Write out the listing exactly as it is given.

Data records
+---+

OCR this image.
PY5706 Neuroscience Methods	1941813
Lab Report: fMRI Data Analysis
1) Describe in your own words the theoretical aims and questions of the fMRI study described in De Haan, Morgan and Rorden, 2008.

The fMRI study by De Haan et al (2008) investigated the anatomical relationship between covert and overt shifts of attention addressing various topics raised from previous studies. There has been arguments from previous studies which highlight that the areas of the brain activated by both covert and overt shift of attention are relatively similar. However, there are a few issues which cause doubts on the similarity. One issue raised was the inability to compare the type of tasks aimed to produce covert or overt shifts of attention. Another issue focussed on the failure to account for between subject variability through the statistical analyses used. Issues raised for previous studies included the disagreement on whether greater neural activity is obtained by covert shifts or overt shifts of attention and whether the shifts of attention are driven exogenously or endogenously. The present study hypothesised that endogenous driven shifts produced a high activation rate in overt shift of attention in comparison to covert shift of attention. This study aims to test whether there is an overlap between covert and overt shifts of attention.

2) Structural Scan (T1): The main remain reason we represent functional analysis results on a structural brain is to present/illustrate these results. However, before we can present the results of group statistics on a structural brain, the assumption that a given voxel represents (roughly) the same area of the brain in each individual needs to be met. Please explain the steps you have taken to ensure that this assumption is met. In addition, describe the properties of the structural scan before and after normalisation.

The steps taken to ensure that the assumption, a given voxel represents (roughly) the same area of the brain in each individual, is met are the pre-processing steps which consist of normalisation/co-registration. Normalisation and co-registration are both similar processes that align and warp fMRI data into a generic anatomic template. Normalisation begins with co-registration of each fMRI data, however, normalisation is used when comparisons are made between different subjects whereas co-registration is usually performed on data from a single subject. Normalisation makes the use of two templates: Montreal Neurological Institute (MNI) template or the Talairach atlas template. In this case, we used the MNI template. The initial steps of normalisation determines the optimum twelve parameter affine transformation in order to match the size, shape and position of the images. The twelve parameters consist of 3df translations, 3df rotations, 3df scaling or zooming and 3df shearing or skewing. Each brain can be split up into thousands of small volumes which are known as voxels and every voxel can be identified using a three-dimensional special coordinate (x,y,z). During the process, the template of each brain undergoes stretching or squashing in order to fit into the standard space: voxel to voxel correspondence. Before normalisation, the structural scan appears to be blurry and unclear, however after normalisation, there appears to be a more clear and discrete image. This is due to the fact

+---+

**Complete response**
OCR this image.
PY5706 Neuroscience Methods	1941813
Lab Report: fMRI Data Analysis
1) Describe in your own words the theoretical aims and questions of the fMRI study described in De Haan, Morgan and Rorden, 2008.

The fMRI study by De Haan et al (2008) investigated the anatomical relationship between covert and overt shifts of attention addressing various topics raised from previous studies. There has been arguments from previous studies which highlight that the areas of the brain activated by both covert and overt shift of attention are relatively similar. However, there are a few issues which cause doubts on the similarity. One issue raised was the inability to compare the type of tasks aimed to produce covert or overt shifts of attention. Another issue focussed on the failure to account for between subject variability through the statistical analyses used. Issues raised for previous studies included the disagreement on whether greater neural activity is obtained by covert shifts or overt shifts of attention and whether the shifts of attention are driven exogenously or endogenously. The present study hypothesised that endogenous driven shifts produced a high activation rate in overt shift of attention in comparison to covert shift of attention. This study aims to test whether there is an overlap between covert and overt shifts of attention.

2) Structural Scan (T1): The main remain reason we represent functional analysis results on a structural brain is to present/illustrate these results. However, before we can present the results of group statistics on a structural brain, the assumption that a given voxel represents (roughly) the same area of the brain in each individual needs to be met. Please explain the steps you have taken to ensure that this assumption is met. In addition, describe the properties of the structural scan before and after normalisation.

The steps taken to ensure that the assumption, a given voxel represents (roughly) the same area of the brain in each individual, is met are the pre-processing steps which consist of normalisation/co-registration. Normalisation and co-registration are both similar processes that align and warp fMRI data into a generic anatomic template. Normalisation begins with co-registration of each fMRI data, however, normalisation is used when comparisons are made between different subjects whereas co-registration is usually performed on data from a single subject. Normalisation makes the use of two templates: Montreal Neurological Institute (MNI) template or the Talairach atlas template. In this case, we used the MNI template. The initial steps of normalisation determines the optimum twelve parameter affine transformation in order to match the size, shape and position of the images. The twelve parameters consist of 3df translations, 3df rotations, 3df scaling or zooming and 3df shearing or skewing. Each brain can be split up into thousands of small volumes which are known as voxels and every voxel can be identified using a three-dimensional special coordinate (x,y,z). During the process, the template of each brain undergoes stretching or squashing in order to fit into the standard space: voxel to voxel correspondence. Before normalisation, the structural scan appears to be blurry and unclear, however after normalisation, there appears to be a more clear and discrete image. This is due to the fact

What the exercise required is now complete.